● **Given instruction**
Isolate every line in the records below with "code" in it.

--- start of Data provided ---

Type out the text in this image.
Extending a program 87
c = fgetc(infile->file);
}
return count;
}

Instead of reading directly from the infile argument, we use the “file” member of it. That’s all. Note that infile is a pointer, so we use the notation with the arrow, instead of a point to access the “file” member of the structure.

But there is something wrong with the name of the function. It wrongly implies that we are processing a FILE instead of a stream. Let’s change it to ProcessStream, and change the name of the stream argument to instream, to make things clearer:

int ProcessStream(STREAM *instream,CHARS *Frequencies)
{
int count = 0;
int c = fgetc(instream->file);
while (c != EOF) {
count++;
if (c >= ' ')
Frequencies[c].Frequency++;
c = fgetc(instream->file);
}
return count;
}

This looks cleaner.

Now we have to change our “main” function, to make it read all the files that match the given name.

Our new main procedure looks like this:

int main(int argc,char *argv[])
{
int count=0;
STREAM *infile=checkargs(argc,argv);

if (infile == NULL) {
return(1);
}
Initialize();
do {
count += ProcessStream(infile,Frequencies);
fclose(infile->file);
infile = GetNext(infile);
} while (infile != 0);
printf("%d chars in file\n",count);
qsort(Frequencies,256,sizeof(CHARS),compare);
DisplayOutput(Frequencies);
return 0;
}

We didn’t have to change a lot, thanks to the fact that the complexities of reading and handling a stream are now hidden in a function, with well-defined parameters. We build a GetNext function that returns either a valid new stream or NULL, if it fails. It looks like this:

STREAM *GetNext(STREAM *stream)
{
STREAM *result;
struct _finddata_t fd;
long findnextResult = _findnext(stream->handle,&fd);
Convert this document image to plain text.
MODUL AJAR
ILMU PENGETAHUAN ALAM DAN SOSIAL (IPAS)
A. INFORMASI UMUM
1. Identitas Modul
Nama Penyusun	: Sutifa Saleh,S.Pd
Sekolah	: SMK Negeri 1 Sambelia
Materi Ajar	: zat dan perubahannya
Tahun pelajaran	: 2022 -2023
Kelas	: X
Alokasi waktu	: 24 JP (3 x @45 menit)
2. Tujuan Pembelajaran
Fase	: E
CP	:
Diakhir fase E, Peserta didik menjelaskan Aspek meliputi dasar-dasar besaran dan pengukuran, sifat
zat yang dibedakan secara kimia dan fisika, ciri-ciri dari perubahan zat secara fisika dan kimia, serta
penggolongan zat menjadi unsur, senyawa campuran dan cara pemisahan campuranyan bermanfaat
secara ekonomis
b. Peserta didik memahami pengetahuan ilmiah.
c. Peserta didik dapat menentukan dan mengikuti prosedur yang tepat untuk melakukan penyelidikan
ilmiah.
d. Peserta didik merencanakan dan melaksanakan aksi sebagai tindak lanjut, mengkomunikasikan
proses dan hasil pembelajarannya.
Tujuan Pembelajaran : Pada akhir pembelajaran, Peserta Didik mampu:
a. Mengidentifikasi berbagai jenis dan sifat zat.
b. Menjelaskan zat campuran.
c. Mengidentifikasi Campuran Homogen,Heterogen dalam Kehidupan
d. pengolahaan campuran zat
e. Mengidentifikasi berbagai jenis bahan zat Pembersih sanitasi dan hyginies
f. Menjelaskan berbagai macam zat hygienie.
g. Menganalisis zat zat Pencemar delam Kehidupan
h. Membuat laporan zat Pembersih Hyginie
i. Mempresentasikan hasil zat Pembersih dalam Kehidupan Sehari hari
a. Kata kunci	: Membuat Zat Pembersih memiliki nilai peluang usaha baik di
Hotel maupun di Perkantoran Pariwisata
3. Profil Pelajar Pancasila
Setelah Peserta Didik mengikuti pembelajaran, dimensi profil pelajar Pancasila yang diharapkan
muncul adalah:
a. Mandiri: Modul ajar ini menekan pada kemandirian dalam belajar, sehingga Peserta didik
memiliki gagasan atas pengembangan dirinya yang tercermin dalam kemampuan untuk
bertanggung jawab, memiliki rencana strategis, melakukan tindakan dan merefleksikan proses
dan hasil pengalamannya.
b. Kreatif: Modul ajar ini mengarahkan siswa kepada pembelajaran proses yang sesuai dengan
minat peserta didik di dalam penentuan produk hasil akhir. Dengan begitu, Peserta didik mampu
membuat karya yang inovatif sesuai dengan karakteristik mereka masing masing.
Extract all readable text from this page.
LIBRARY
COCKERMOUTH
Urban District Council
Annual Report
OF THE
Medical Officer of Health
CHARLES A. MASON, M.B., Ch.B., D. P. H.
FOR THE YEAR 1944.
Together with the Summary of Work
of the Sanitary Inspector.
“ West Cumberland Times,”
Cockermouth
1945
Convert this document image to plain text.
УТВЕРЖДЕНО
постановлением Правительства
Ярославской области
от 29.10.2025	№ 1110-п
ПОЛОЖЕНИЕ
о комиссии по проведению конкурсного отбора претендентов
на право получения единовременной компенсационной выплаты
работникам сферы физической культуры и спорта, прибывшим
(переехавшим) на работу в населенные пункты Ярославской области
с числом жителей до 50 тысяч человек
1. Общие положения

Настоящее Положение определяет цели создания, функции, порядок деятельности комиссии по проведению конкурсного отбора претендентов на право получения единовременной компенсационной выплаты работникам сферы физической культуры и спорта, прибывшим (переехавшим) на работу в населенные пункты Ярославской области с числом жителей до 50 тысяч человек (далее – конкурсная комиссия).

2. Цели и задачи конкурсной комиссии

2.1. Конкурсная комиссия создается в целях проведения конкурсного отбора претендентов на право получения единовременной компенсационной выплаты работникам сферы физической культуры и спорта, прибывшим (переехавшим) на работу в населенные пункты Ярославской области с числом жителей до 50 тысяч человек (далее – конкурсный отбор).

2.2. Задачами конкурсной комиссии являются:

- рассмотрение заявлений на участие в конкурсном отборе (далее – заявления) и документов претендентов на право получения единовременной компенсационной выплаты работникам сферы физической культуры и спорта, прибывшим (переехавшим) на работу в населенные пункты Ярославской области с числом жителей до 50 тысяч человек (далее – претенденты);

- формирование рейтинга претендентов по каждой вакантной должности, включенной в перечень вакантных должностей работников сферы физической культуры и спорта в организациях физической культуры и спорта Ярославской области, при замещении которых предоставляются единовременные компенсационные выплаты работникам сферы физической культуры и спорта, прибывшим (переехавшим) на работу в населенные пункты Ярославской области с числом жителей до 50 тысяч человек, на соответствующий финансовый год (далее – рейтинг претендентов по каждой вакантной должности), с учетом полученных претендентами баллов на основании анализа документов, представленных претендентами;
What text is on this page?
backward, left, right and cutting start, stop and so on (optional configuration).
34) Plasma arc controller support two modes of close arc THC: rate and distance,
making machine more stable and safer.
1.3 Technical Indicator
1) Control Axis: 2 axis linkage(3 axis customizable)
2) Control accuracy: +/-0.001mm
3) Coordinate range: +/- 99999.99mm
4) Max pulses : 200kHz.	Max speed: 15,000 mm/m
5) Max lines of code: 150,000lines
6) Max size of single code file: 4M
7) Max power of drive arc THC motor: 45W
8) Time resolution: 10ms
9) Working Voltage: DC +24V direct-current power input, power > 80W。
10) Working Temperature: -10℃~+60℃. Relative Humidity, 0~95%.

--- end of Data provided ---

● **Solution to the exercise**
5) Max lines of code: 150,000lines
6) Max size of single code file: 4M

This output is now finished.